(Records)
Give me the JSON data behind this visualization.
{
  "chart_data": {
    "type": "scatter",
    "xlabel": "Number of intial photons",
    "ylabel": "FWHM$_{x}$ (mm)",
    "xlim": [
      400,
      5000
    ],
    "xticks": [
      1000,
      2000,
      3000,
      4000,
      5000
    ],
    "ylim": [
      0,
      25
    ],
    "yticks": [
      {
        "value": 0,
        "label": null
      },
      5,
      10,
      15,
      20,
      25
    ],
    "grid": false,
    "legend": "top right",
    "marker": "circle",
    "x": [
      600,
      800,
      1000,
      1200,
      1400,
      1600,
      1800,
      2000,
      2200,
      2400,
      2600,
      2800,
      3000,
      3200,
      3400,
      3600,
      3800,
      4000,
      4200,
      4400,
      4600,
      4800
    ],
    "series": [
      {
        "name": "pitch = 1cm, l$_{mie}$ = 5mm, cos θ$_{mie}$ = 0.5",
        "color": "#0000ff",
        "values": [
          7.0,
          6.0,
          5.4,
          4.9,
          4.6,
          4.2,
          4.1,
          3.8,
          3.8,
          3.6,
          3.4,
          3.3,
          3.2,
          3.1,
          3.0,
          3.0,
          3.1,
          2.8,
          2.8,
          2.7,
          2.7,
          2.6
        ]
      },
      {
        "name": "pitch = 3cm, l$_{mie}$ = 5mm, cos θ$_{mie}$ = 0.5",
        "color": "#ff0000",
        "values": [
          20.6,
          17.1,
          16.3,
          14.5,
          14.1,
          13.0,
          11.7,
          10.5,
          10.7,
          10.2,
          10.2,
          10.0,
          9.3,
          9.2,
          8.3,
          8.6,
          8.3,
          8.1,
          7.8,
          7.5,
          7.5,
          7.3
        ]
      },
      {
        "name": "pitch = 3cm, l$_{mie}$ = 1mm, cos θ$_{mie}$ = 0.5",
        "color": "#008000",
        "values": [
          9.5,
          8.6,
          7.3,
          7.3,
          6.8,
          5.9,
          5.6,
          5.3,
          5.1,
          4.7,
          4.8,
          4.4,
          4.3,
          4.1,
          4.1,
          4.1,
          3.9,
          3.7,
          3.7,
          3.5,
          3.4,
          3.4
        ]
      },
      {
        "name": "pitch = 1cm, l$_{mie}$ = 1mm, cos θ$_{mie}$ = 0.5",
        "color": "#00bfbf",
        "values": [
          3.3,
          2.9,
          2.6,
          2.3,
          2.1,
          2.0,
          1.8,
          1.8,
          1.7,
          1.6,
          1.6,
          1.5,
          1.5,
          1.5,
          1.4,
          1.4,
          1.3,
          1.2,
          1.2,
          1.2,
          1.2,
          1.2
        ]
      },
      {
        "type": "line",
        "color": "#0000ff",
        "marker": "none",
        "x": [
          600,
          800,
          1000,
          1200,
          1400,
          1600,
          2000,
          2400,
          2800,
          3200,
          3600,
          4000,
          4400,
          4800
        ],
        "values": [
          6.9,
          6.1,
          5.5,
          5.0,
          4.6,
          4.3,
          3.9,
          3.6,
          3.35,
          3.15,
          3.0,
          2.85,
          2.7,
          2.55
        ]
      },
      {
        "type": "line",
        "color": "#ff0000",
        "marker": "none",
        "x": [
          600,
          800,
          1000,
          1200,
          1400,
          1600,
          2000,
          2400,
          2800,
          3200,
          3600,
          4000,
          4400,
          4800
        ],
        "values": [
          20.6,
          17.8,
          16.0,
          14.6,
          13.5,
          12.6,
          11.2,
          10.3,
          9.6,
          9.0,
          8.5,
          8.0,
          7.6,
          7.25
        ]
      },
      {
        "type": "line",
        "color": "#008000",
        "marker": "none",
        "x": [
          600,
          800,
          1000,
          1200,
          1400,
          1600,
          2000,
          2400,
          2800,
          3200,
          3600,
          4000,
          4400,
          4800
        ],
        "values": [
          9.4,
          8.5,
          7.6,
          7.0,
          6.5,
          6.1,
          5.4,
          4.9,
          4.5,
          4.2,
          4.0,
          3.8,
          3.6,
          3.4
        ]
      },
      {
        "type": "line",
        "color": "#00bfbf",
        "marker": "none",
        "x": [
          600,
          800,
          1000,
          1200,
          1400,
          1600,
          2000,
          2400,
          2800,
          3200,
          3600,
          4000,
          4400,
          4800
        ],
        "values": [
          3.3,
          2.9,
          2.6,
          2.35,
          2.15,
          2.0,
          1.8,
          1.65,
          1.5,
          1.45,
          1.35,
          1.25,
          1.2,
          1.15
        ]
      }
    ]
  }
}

> AIM OF THE TASK
Answer only with how many lines in the records include "name".

> EXPECTED ANSWER
4